Figure data in JSON
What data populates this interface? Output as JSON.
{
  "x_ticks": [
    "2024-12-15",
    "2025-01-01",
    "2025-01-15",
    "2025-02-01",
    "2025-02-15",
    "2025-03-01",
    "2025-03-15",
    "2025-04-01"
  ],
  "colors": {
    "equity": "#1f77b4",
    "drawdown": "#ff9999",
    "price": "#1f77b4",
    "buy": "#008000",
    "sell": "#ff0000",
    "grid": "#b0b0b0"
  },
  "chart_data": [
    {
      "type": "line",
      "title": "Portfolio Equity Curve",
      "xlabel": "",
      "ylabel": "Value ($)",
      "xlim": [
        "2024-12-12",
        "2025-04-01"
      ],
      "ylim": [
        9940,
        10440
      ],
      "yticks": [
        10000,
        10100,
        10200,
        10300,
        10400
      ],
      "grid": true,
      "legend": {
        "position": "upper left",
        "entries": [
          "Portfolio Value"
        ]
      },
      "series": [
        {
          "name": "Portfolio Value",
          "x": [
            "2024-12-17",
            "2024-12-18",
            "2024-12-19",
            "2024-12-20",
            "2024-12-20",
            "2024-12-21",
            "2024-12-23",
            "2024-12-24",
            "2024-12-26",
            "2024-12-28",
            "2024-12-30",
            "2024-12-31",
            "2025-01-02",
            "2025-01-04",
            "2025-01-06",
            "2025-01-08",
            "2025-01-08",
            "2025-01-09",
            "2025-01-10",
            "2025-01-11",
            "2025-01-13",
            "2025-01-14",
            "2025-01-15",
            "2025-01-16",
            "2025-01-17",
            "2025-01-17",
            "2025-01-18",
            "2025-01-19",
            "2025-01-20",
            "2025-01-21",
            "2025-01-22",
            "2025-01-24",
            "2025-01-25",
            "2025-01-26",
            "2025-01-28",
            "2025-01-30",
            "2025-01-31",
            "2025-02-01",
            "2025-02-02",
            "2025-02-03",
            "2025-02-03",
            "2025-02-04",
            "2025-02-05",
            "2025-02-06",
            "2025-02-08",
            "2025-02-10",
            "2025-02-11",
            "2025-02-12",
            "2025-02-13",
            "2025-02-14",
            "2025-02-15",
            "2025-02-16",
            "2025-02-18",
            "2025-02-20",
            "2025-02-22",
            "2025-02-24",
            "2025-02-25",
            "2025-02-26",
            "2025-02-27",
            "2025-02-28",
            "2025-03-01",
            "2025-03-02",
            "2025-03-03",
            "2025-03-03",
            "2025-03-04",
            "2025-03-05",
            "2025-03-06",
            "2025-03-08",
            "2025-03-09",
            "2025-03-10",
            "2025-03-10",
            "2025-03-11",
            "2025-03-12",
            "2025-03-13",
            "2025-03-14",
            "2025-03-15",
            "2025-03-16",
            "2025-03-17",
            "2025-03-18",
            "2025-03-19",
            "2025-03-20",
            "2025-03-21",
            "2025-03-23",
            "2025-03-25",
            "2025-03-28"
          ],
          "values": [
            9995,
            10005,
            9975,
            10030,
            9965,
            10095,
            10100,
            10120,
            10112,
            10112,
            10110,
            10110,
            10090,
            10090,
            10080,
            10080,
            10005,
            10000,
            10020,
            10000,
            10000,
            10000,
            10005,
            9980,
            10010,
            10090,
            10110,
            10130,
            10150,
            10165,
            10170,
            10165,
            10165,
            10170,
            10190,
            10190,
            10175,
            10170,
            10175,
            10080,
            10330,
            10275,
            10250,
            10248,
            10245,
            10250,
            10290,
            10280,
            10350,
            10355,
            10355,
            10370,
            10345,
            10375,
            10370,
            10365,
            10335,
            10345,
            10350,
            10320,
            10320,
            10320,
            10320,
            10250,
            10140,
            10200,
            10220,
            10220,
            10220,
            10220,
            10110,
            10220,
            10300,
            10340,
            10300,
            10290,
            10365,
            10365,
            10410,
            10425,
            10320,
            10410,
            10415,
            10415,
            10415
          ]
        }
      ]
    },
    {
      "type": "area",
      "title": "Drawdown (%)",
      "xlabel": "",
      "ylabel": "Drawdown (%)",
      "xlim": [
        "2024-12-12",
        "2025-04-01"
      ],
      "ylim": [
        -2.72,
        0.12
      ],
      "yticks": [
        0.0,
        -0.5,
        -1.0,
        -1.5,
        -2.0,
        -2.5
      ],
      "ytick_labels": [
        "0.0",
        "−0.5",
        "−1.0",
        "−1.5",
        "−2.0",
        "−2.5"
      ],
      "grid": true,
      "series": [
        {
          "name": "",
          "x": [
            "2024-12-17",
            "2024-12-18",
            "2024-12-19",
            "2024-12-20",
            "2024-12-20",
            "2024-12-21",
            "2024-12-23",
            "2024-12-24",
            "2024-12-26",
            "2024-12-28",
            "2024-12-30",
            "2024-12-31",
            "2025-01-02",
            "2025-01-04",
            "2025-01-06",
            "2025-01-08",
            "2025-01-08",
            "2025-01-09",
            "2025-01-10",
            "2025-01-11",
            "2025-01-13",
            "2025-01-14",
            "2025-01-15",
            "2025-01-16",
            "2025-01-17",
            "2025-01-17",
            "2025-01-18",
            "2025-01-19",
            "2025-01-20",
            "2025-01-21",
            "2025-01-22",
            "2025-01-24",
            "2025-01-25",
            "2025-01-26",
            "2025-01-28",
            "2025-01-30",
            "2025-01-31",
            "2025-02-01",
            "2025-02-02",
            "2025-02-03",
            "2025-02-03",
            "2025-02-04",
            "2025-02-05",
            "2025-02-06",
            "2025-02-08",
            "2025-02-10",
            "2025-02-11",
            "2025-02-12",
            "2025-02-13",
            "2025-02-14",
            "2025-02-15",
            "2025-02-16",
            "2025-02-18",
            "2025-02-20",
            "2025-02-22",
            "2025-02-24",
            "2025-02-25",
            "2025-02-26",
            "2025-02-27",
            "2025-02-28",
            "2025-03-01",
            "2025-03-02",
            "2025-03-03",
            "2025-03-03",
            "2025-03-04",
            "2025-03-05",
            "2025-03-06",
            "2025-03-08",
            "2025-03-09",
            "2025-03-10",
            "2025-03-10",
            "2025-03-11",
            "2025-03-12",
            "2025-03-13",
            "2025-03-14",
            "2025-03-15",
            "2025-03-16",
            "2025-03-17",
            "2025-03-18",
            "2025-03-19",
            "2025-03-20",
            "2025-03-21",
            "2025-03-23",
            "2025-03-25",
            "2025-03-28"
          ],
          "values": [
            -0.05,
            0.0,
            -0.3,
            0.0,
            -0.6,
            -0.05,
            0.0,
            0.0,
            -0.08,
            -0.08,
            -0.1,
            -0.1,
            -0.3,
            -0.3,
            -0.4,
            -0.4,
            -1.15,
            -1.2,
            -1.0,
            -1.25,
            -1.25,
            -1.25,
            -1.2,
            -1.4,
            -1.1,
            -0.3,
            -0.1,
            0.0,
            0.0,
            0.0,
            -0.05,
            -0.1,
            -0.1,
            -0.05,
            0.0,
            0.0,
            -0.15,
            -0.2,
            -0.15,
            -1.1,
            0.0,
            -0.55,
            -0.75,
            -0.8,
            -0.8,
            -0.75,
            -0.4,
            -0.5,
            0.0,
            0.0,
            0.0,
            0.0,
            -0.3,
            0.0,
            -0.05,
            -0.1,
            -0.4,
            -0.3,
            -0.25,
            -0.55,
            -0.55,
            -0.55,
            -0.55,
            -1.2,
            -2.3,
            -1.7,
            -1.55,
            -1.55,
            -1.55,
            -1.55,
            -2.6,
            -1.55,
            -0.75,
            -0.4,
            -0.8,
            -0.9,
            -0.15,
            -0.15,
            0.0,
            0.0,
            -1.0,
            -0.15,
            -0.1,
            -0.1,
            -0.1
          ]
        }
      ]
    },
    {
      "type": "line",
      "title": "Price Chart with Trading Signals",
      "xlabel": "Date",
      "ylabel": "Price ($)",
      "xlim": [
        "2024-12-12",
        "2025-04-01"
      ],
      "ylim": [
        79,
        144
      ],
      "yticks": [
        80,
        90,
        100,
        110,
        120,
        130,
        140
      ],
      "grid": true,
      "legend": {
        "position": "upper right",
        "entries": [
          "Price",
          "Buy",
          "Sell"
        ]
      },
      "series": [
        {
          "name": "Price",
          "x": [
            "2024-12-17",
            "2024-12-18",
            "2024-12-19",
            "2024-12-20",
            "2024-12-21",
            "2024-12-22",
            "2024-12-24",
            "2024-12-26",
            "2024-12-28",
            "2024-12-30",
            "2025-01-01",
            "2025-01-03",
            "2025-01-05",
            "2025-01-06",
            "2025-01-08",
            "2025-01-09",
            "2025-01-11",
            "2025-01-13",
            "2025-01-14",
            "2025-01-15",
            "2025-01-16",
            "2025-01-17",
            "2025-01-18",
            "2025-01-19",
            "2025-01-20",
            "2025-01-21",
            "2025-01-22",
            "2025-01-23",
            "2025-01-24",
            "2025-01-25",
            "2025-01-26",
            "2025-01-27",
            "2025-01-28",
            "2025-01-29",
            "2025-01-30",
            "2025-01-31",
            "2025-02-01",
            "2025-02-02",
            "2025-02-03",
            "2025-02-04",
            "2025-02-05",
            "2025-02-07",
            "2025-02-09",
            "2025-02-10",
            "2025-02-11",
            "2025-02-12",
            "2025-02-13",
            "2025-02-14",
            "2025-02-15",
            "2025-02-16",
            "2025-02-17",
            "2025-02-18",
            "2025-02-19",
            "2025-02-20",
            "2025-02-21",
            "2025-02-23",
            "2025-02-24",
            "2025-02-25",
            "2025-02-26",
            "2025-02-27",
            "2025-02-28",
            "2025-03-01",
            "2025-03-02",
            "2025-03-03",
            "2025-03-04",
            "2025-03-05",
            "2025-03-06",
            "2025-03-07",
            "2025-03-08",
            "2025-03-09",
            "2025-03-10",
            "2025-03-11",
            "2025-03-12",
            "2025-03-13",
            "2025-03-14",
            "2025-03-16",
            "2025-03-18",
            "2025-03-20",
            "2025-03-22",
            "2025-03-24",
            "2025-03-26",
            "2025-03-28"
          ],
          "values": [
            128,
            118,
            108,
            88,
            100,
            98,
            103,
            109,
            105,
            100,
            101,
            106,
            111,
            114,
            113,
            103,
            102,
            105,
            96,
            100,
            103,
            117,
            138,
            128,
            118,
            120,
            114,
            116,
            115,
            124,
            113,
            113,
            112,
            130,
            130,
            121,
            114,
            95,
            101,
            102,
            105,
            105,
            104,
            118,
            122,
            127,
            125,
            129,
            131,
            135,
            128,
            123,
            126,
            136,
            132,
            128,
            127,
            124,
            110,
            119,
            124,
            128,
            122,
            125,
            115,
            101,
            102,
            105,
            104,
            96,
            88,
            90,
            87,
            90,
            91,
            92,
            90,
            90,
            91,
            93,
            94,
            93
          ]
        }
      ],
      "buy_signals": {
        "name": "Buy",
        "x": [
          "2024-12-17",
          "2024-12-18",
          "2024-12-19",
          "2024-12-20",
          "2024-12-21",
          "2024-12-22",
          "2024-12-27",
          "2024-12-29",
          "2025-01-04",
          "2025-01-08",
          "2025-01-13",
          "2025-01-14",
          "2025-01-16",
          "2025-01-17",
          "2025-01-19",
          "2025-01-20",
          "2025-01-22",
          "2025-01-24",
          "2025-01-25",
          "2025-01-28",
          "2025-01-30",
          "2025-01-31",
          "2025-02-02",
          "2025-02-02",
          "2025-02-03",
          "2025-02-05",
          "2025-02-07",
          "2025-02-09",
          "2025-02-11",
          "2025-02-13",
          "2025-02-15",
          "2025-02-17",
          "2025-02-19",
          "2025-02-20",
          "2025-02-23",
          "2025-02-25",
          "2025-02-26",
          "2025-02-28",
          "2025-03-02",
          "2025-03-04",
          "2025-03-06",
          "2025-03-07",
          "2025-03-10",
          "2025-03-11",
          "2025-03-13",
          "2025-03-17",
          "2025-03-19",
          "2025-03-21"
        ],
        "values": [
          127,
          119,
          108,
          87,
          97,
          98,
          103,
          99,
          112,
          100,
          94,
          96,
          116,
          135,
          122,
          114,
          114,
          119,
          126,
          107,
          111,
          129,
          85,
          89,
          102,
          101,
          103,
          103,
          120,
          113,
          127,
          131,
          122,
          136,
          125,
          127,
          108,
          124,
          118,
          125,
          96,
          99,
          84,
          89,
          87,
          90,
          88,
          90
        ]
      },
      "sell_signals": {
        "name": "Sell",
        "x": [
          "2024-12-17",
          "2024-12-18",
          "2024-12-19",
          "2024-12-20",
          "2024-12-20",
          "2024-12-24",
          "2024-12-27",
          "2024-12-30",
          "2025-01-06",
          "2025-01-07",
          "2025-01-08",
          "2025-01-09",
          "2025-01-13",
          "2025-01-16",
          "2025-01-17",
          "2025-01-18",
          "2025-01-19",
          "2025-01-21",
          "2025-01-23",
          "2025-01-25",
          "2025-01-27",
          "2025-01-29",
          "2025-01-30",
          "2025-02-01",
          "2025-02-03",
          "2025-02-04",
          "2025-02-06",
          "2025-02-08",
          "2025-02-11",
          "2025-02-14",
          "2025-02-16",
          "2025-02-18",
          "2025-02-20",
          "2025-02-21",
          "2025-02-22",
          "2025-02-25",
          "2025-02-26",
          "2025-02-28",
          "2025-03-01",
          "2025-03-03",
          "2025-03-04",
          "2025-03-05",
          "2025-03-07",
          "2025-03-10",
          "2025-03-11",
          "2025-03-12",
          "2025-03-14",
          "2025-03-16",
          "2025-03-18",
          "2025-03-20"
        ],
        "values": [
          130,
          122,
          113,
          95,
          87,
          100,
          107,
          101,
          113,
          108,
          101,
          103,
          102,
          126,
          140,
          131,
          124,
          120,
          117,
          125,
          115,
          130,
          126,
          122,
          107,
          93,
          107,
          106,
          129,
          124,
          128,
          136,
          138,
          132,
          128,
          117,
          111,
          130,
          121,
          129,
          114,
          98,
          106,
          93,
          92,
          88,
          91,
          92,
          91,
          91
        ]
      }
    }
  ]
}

▶ [Problem to solve]
Filter the data, keeping only the lines that contain "title".

▶ [Finished exercise]
      "title": "Portfolio Equity Curve",
      "title": "Drawdown (%)",
      "title": "Price Chart with Trading Signals",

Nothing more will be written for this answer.